- **Task objective**:
Reproduce the records. Keep every word exact and include no images.

^^^^^^^^

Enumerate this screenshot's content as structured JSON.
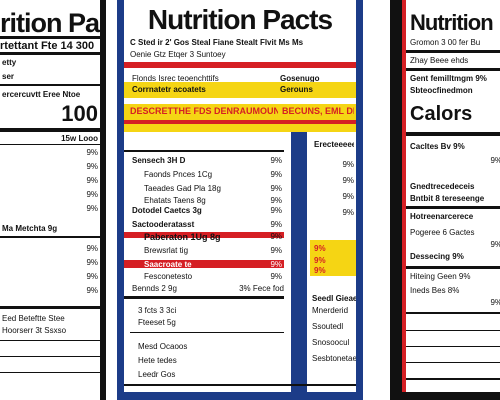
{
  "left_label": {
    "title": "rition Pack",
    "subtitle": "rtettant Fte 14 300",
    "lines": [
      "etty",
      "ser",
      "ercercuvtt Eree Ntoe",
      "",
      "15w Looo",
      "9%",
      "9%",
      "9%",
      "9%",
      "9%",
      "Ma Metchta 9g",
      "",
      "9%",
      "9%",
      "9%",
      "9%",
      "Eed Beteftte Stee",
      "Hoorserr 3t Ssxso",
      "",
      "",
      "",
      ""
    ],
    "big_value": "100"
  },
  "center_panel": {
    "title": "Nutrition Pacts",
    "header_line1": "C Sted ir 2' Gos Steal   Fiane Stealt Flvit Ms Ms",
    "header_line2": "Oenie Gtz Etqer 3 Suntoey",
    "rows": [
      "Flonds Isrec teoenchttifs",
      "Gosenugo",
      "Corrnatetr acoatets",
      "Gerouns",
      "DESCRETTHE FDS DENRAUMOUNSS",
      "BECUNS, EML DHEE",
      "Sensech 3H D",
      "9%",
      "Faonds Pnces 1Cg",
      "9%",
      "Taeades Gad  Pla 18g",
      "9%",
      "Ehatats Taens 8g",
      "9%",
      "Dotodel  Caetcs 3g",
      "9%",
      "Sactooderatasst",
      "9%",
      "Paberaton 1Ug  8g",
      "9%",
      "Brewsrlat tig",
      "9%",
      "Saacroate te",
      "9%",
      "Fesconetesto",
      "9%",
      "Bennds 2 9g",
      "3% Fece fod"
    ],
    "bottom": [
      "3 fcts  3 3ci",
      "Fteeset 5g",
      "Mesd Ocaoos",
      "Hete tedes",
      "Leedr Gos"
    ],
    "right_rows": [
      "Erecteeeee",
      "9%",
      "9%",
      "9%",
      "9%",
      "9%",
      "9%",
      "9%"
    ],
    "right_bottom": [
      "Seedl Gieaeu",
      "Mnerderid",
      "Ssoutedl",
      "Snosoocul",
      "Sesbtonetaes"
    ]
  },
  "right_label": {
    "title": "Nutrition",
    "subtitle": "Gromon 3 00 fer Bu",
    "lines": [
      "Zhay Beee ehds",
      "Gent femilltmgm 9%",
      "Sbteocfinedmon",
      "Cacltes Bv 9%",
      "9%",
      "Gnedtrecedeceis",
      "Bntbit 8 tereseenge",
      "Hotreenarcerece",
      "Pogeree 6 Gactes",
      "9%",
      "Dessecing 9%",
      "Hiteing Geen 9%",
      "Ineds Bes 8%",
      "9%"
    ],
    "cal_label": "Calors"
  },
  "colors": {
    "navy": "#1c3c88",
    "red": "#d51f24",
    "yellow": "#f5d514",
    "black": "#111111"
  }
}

^^^^^^^^

- **Answer in full**:
Enumerate this screenshot's content as structured JSON.
{
  "left_label": {
    "title": "rition Pack",
    "subtitle": "rtettant Fte 14 300",
    "lines": [
      "etty",
      "ser",
      "ercercuvtt Eree Ntoe",
      "",
      "15w Looo",
      "9%",
      "9%",
      "9%",
      "9%",
      "9%",
      "Ma Metchta 9g",
      "",
      "9%",
      "9%",
      "9%",
      "9%",
      "Eed Beteftte Stee",
      "Hoorserr 3t Ssxso",
      "",
      "",
      "",
      ""
    ],
    "big_value": "100"
  },
  "center_panel": {
    "title": "Nutrition Pacts",
    "header_line1": "C Sted ir 2' Gos Steal   Fiane Stealt Flvit Ms Ms",
    "header_line2": "Oenie Gtz Etqer 3 Suntoey",
    "rows": [
      "Flonds Isrec teoenchttifs",
      "Gosenugo",
      "Corrnatetr acoatets",
      "Gerouns",
      "DESCRETTHE FDS DENRAUMOUNSS",
      "BECUNS, EML DHEE",
      "Sensech 3H D",
      "9%",
      "Faonds Pnces 1Cg",
      "9%",
      "Taeades Gad  Pla 18g",
      "9%",
      "Ehatats Taens 8g",
      "9%",
      "Dotodel  Caetcs 3g",
      "9%",
      "Sactooderatasst",
      "9%",
      "Paberaton 1Ug  8g",
      "9%",
      "Brewsrlat tig",
      "9%",
      "Saacroate te",
      "9%",
      "Fesconetesto",
      "9%",
      "Bennds 2 9g",
      "3% Fece fod"
    ],
    "bottom": [
      "3 fcts  3 3ci",
      "Fteeset 5g",
      "Mesd Ocaoos",
      "Hete tedes",
      "Leedr Gos"
    ],
    "right_rows": [
      "Erecteeeee",
      "9%",
      "9%",
      "9%",
      "9%",
      "9%",
      "9%",
      "9%"
    ],
    "right_bottom": [
      "Seedl Gieaeu",
      "Mnerderid",
      "Ssoutedl",
      "Snosoocul",
      "Sesbtonetaes"
    ]
  },
  "right_label": {
    "title": "Nutrition",
    "subtitle": "Gromon 3 00 fer Bu",
    "lines": [
      "Zhay Beee ehds",
      "Gent femilltmgm 9%",
      "Sbteocfinedmon",
      "Cacltes Bv 9%",
      "9%",
      "Gnedtrecedeceis",
      "Bntbit 8 tereseenge",
      "Hotreenarcerece",
      "Pogeree 6 Gactes",
      "9%",
      "Dessecing 9%",
      "Hiteing Geen 9%",
      "Ineds Bes 8%",
      "9%"
    ],
    "cal_label": "Calors"
  },
  "colors": {
    "navy": "#1c3c88",
    "red": "#d51f24",
    "yellow": "#f5d514",
    "black": "#111111"
  }
}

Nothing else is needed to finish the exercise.